- [Task requirements] Look through the data and write out every line with the word "name" in it.

- [Extracted records]

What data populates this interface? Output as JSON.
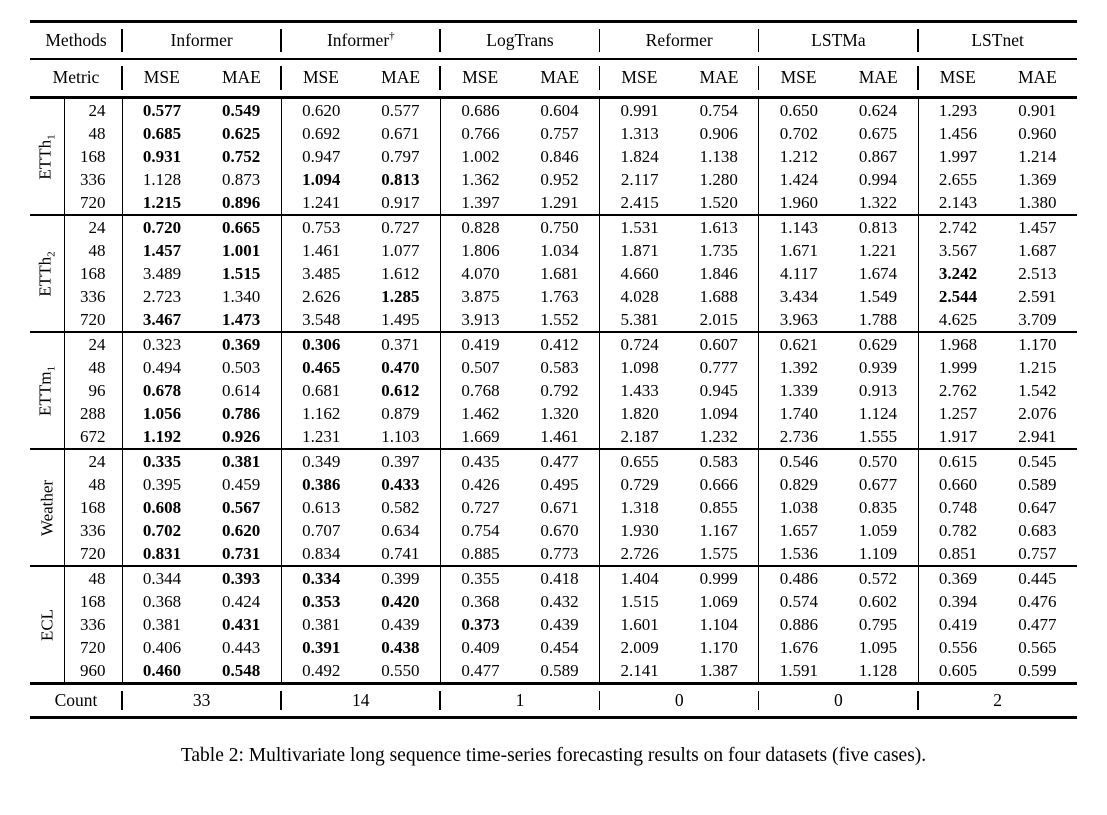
{
  "page": {
    "background": "#ffffff",
    "text_color": "#000000"
  },
  "table": {
    "caption": "Table 2: Multivariate long sequence time-series forecasting results on four datasets (five cases).",
    "header": {
      "methods_label": "Methods",
      "metric_label": "Metric",
      "metrics": [
        "MSE",
        "MAE"
      ],
      "methods": [
        {
          "name": "Informer",
          "sup": ""
        },
        {
          "name": "Informer",
          "sup": "†"
        },
        {
          "name": "LogTrans",
          "sup": ""
        },
        {
          "name": "Reformer",
          "sup": ""
        },
        {
          "name": "LSTMa",
          "sup": ""
        },
        {
          "name": "LSTnet",
          "sup": ""
        }
      ]
    },
    "groups": [
      {
        "dataset": "ETTh",
        "sub": "1",
        "rows": [
          {
            "horizon": "24",
            "values": [
              "0.577",
              "0.549",
              "0.620",
              "0.577",
              "0.686",
              "0.604",
              "0.991",
              "0.754",
              "0.650",
              "0.624",
              "1.293",
              "0.901"
            ],
            "bold": [
              0,
              1
            ]
          },
          {
            "horizon": "48",
            "values": [
              "0.685",
              "0.625",
              "0.692",
              "0.671",
              "0.766",
              "0.757",
              "1.313",
              "0.906",
              "0.702",
              "0.675",
              "1.456",
              "0.960"
            ],
            "bold": [
              0,
              1
            ]
          },
          {
            "horizon": "168",
            "values": [
              "0.931",
              "0.752",
              "0.947",
              "0.797",
              "1.002",
              "0.846",
              "1.824",
              "1.138",
              "1.212",
              "0.867",
              "1.997",
              "1.214"
            ],
            "bold": [
              0,
              1
            ]
          },
          {
            "horizon": "336",
            "values": [
              "1.128",
              "0.873",
              "1.094",
              "0.813",
              "1.362",
              "0.952",
              "2.117",
              "1.280",
              "1.424",
              "0.994",
              "2.655",
              "1.369"
            ],
            "bold": [
              2,
              3
            ]
          },
          {
            "horizon": "720",
            "values": [
              "1.215",
              "0.896",
              "1.241",
              "0.917",
              "1.397",
              "1.291",
              "2.415",
              "1.520",
              "1.960",
              "1.322",
              "2.143",
              "1.380"
            ],
            "bold": [
              0,
              1
            ]
          }
        ]
      },
      {
        "dataset": "ETTh",
        "sub": "2",
        "rows": [
          {
            "horizon": "24",
            "values": [
              "0.720",
              "0.665",
              "0.753",
              "0.727",
              "0.828",
              "0.750",
              "1.531",
              "1.613",
              "1.143",
              "0.813",
              "2.742",
              "1.457"
            ],
            "bold": [
              0,
              1
            ]
          },
          {
            "horizon": "48",
            "values": [
              "1.457",
              "1.001",
              "1.461",
              "1.077",
              "1.806",
              "1.034",
              "1.871",
              "1.735",
              "1.671",
              "1.221",
              "3.567",
              "1.687"
            ],
            "bold": [
              0,
              1
            ]
          },
          {
            "horizon": "168",
            "values": [
              "3.489",
              "1.515",
              "3.485",
              "1.612",
              "4.070",
              "1.681",
              "4.660",
              "1.846",
              "4.117",
              "1.674",
              "3.242",
              "2.513"
            ],
            "bold": [
              1,
              10
            ]
          },
          {
            "horizon": "336",
            "values": [
              "2.723",
              "1.340",
              "2.626",
              "1.285",
              "3.875",
              "1.763",
              "4.028",
              "1.688",
              "3.434",
              "1.549",
              "2.544",
              "2.591"
            ],
            "bold": [
              3,
              10
            ]
          },
          {
            "horizon": "720",
            "values": [
              "3.467",
              "1.473",
              "3.548",
              "1.495",
              "3.913",
              "1.552",
              "5.381",
              "2.015",
              "3.963",
              "1.788",
              "4.625",
              "3.709"
            ],
            "bold": [
              0,
              1
            ]
          }
        ]
      },
      {
        "dataset": "ETTm",
        "sub": "1",
        "rows": [
          {
            "horizon": "24",
            "values": [
              "0.323",
              "0.369",
              "0.306",
              "0.371",
              "0.419",
              "0.412",
              "0.724",
              "0.607",
              "0.621",
              "0.629",
              "1.968",
              "1.170"
            ],
            "bold": [
              1,
              2
            ]
          },
          {
            "horizon": "48",
            "values": [
              "0.494",
              "0.503",
              "0.465",
              "0.470",
              "0.507",
              "0.583",
              "1.098",
              "0.777",
              "1.392",
              "0.939",
              "1.999",
              "1.215"
            ],
            "bold": [
              2,
              3
            ]
          },
          {
            "horizon": "96",
            "values": [
              "0.678",
              "0.614",
              "0.681",
              "0.612",
              "0.768",
              "0.792",
              "1.433",
              "0.945",
              "1.339",
              "0.913",
              "2.762",
              "1.542"
            ],
            "bold": [
              0,
              3
            ]
          },
          {
            "horizon": "288",
            "values": [
              "1.056",
              "0.786",
              "1.162",
              "0.879",
              "1.462",
              "1.320",
              "1.820",
              "1.094",
              "1.740",
              "1.124",
              "1.257",
              "2.076"
            ],
            "bold": [
              0,
              1
            ]
          },
          {
            "horizon": "672",
            "values": [
              "1.192",
              "0.926",
              "1.231",
              "1.103",
              "1.669",
              "1.461",
              "2.187",
              "1.232",
              "2.736",
              "1.555",
              "1.917",
              "2.941"
            ],
            "bold": [
              0,
              1
            ]
          }
        ]
      },
      {
        "dataset": "Weather",
        "sub": "",
        "rows": [
          {
            "horizon": "24",
            "values": [
              "0.335",
              "0.381",
              "0.349",
              "0.397",
              "0.435",
              "0.477",
              "0.655",
              "0.583",
              "0.546",
              "0.570",
              "0.615",
              "0.545"
            ],
            "bold": [
              0,
              1
            ]
          },
          {
            "horizon": "48",
            "values": [
              "0.395",
              "0.459",
              "0.386",
              "0.433",
              "0.426",
              "0.495",
              "0.729",
              "0.666",
              "0.829",
              "0.677",
              "0.660",
              "0.589"
            ],
            "bold": [
              2,
              3
            ]
          },
          {
            "horizon": "168",
            "values": [
              "0.608",
              "0.567",
              "0.613",
              "0.582",
              "0.727",
              "0.671",
              "1.318",
              "0.855",
              "1.038",
              "0.835",
              "0.748",
              "0.647"
            ],
            "bold": [
              0,
              1
            ]
          },
          {
            "horizon": "336",
            "values": [
              "0.702",
              "0.620",
              "0.707",
              "0.634",
              "0.754",
              "0.670",
              "1.930",
              "1.167",
              "1.657",
              "1.059",
              "0.782",
              "0.683"
            ],
            "bold": [
              0,
              1
            ]
          },
          {
            "horizon": "720",
            "values": [
              "0.831",
              "0.731",
              "0.834",
              "0.741",
              "0.885",
              "0.773",
              "2.726",
              "1.575",
              "1.536",
              "1.109",
              "0.851",
              "0.757"
            ],
            "bold": [
              0,
              1
            ]
          }
        ]
      },
      {
        "dataset": "ECL",
        "sub": "",
        "rows": [
          {
            "horizon": "48",
            "values": [
              "0.344",
              "0.393",
              "0.334",
              "0.399",
              "0.355",
              "0.418",
              "1.404",
              "0.999",
              "0.486",
              "0.572",
              "0.369",
              "0.445"
            ],
            "bold": [
              1,
              2
            ]
          },
          {
            "horizon": "168",
            "values": [
              "0.368",
              "0.424",
              "0.353",
              "0.420",
              "0.368",
              "0.432",
              "1.515",
              "1.069",
              "0.574",
              "0.602",
              "0.394",
              "0.476"
            ],
            "bold": [
              2,
              3
            ]
          },
          {
            "horizon": "336",
            "values": [
              "0.381",
              "0.431",
              "0.381",
              "0.439",
              "0.373",
              "0.439",
              "1.601",
              "1.104",
              "0.886",
              "0.795",
              "0.419",
              "0.477"
            ],
            "bold": [
              1,
              4
            ]
          },
          {
            "horizon": "720",
            "values": [
              "0.406",
              "0.443",
              "0.391",
              "0.438",
              "0.409",
              "0.454",
              "2.009",
              "1.170",
              "1.676",
              "1.095",
              "0.556",
              "0.565"
            ],
            "bold": [
              2,
              3
            ]
          },
          {
            "horizon": "960",
            "values": [
              "0.460",
              "0.548",
              "0.492",
              "0.550",
              "0.477",
              "0.589",
              "2.141",
              "1.387",
              "1.591",
              "1.128",
              "0.605",
              "0.599"
            ],
            "bold": [
              0,
              1
            ]
          }
        ]
      }
    ],
    "count": {
      "label": "Count",
      "values": [
        "33",
        "14",
        "1",
        "0",
        "0",
        "2"
      ]
    }
  }
}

- [Written reply]
          "name": "Informer",
          "name": "Informer",
          "name": "LogTrans",
          "name": "Reformer",
          "name": "LSTMa",
          "name": "LSTnet",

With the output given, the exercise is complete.